## WHAT THE EXERCISE ASKS
Restate, word for word, every line of the data.

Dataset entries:
============================================================

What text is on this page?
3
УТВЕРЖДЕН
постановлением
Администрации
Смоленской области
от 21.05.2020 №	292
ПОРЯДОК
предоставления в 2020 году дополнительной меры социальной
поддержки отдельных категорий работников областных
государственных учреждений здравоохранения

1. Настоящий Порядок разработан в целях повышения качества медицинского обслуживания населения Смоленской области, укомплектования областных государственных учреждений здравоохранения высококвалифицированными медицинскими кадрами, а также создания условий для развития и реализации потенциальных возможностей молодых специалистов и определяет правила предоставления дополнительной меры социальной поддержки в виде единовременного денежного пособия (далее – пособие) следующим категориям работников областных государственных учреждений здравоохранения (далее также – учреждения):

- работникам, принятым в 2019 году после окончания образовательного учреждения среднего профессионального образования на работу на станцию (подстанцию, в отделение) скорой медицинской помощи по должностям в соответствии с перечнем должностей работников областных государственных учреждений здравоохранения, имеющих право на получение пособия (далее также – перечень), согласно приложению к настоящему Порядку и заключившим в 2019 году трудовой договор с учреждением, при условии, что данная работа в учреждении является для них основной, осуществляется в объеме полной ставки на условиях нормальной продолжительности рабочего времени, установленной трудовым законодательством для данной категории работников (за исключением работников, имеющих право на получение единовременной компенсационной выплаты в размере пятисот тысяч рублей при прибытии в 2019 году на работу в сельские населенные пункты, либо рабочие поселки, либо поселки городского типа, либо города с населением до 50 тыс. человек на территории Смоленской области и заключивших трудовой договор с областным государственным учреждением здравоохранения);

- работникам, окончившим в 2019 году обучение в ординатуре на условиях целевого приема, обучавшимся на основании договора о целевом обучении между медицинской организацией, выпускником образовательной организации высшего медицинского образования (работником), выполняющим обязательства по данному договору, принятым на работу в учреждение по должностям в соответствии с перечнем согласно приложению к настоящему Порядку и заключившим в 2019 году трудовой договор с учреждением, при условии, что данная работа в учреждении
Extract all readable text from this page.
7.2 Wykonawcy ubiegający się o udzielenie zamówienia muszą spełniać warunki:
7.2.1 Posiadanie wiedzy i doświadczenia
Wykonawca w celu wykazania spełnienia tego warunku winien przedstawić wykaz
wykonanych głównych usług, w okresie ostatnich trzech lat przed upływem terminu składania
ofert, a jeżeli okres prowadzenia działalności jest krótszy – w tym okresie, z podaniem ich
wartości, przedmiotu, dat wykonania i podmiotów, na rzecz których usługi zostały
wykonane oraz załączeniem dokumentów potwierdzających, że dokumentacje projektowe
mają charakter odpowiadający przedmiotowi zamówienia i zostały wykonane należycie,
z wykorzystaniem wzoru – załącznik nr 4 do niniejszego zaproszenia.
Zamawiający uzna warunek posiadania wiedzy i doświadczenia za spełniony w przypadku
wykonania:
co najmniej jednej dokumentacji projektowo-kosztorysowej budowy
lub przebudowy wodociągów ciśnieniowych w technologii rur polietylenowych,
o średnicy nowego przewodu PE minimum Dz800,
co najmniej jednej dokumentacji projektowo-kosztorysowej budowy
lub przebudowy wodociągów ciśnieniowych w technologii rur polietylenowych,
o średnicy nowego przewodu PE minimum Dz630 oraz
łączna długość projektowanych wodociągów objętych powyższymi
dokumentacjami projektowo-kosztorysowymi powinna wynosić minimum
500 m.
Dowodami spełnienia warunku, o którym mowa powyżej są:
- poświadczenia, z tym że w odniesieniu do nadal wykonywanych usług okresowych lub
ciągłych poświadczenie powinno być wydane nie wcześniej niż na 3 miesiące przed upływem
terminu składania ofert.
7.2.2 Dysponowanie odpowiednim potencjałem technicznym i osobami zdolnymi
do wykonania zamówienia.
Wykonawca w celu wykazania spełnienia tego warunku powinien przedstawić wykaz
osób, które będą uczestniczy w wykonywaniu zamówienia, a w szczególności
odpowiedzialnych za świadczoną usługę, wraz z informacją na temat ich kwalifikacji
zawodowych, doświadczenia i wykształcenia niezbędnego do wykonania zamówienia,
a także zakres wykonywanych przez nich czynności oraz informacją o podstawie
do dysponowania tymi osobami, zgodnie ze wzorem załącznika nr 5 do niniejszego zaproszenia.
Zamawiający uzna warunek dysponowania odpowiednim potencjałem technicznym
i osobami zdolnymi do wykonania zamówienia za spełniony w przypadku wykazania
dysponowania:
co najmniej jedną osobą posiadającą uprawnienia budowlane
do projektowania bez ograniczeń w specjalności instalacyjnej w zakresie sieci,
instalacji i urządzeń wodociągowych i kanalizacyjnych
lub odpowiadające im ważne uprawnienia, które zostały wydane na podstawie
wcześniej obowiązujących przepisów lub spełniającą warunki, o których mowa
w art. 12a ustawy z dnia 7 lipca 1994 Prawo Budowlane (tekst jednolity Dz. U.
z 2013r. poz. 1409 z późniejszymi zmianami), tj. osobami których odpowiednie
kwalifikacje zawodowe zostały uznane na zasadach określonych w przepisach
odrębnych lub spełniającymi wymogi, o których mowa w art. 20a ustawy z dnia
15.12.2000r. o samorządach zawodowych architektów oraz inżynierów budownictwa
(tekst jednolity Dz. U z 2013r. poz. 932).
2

============================================================

## WRITTEN RESPONSE
What text is on this page?
3
УТВЕРЖДЕН
постановлением
Администрации
Смоленской области
от 21.05.2020 №	292
ПОРЯДОК
предоставления в 2020 году дополнительной меры социальной
поддержки отдельных категорий работников областных
государственных учреждений здравоохранения

1. Настоящий Порядок разработан в целях повышения качества медицинского обслуживания населения Смоленской области, укомплектования областных государственных учреждений здравоохранения высококвалифицированными медицинскими кадрами, а также создания условий для развития и реализации потенциальных возможностей молодых специалистов и определяет правила предоставления дополнительной меры социальной поддержки в виде единовременного денежного пособия (далее – пособие) следующим категориям работников областных государственных учреждений здравоохранения (далее также – учреждения):

- работникам, принятым в 2019 году после окончания образовательного учреждения среднего профессионального образования на работу на станцию (подстанцию, в отделение) скорой медицинской помощи по должностям в соответствии с перечнем должностей работников областных государственных учреждений здравоохранения, имеющих право на получение пособия (далее также – перечень), согласно приложению к настоящему Порядку и заключившим в 2019 году трудовой договор с учреждением, при условии, что данная работа в учреждении является для них основной, осуществляется в объеме полной ставки на условиях нормальной продолжительности рабочего времени, установленной трудовым законодательством для данной категории работников (за исключением работников, имеющих право на получение единовременной компенсационной выплаты в размере пятисот тысяч рублей при прибытии в 2019 году на работу в сельские населенные пункты, либо рабочие поселки, либо поселки городского типа, либо города с населением до 50 тыс. человек на территории Смоленской области и заключивших трудовой договор с областным государственным учреждением здравоохранения);

- работникам, окончившим в 2019 году обучение в ординатуре на условиях целевого приема, обучавшимся на основании договора о целевом обучении между медицинской организацией, выпускником образовательной организации высшего медицинского образования (работником), выполняющим обязательства по данному договору, принятым на работу в учреждение по должностям в соответствии с перечнем согласно приложению к настоящему Порядку и заключившим в 2019 году трудовой договор с учреждением, при условии, что данная работа в учреждении
Extract all readable text from this page.
7.2 Wykonawcy ubiegający się o udzielenie zamówienia muszą spełniać warunki:
7.2.1 Posiadanie wiedzy i doświadczenia
Wykonawca w celu wykazania spełnienia tego warunku winien przedstawić wykaz
wykonanych głównych usług, w okresie ostatnich trzech lat przed upływem terminu składania
ofert, a jeżeli okres prowadzenia działalności jest krótszy – w tym okresie, z podaniem ich
wartości, przedmiotu, dat wykonania i podmiotów, na rzecz których usługi zostały
wykonane oraz załączeniem dokumentów potwierdzających, że dokumentacje projektowe
mają charakter odpowiadający przedmiotowi zamówienia i zostały wykonane należycie,
z wykorzystaniem wzoru – załącznik nr 4 do niniejszego zaproszenia.
Zamawiający uzna warunek posiadania wiedzy i doświadczenia za spełniony w przypadku
wykonania:
co najmniej jednej dokumentacji projektowo-kosztorysowej budowy
lub przebudowy wodociągów ciśnieniowych w technologii rur polietylenowych,
o średnicy nowego przewodu PE minimum Dz800,
co najmniej jednej dokumentacji projektowo-kosztorysowej budowy
lub przebudowy wodociągów ciśnieniowych w technologii rur polietylenowych,
o średnicy nowego przewodu PE minimum Dz630 oraz
łączna długość projektowanych wodociągów objętych powyższymi
dokumentacjami projektowo-kosztorysowymi powinna wynosić minimum
500 m.
Dowodami spełnienia warunku, o którym mowa powyżej są:
- poświadczenia, z tym że w odniesieniu do nadal wykonywanych usług okresowych lub
ciągłych poświadczenie powinno być wydane nie wcześniej niż na 3 miesiące przed upływem
terminu składania ofert.
7.2.2 Dysponowanie odpowiednim potencjałem technicznym i osobami zdolnymi
do wykonania zamówienia.
Wykonawca w celu wykazania spełnienia tego warunku powinien przedstawić wykaz
osób, które będą uczestniczy w wykonywaniu zamówienia, a w szczególności
odpowiedzialnych za świadczoną usługę, wraz z informacją na temat ich kwalifikacji
zawodowych, doświadczenia i wykształcenia niezbędnego do wykonania zamówienia,
a także zakres wykonywanych przez nich czynności oraz informacją o podstawie
do dysponowania tymi osobami, zgodnie ze wzorem załącznika nr 5 do niniejszego zaproszenia.
Zamawiający uzna warunek dysponowania odpowiednim potencjałem technicznym
i osobami zdolnymi do wykonania zamówienia za spełniony w przypadku wykazania
dysponowania:
co najmniej jedną osobą posiadającą uprawnienia budowlane
do projektowania bez ograniczeń w specjalności instalacyjnej w zakresie sieci,
instalacji i urządzeń wodociągowych i kanalizacyjnych
lub odpowiadające im ważne uprawnienia, które zostały wydane na podstawie
wcześniej obowiązujących przepisów lub spełniającą warunki, o których mowa
w art. 12a ustawy z dnia 7 lipca 1994 Prawo Budowlane (tekst jednolity Dz. U.
z 2013r. poz. 1409 z późniejszymi zmianami), tj. osobami których odpowiednie
kwalifikacje zawodowe zostały uznane na zasadach określonych w przepisach
odrębnych lub spełniającymi wymogi, o których mowa w art. 20a ustawy z dnia
15.12.2000r. o samorządach zawodowych architektów oraz inżynierów budownictwa
(tekst jednolity Dz. U z 2013r. poz. 932).
2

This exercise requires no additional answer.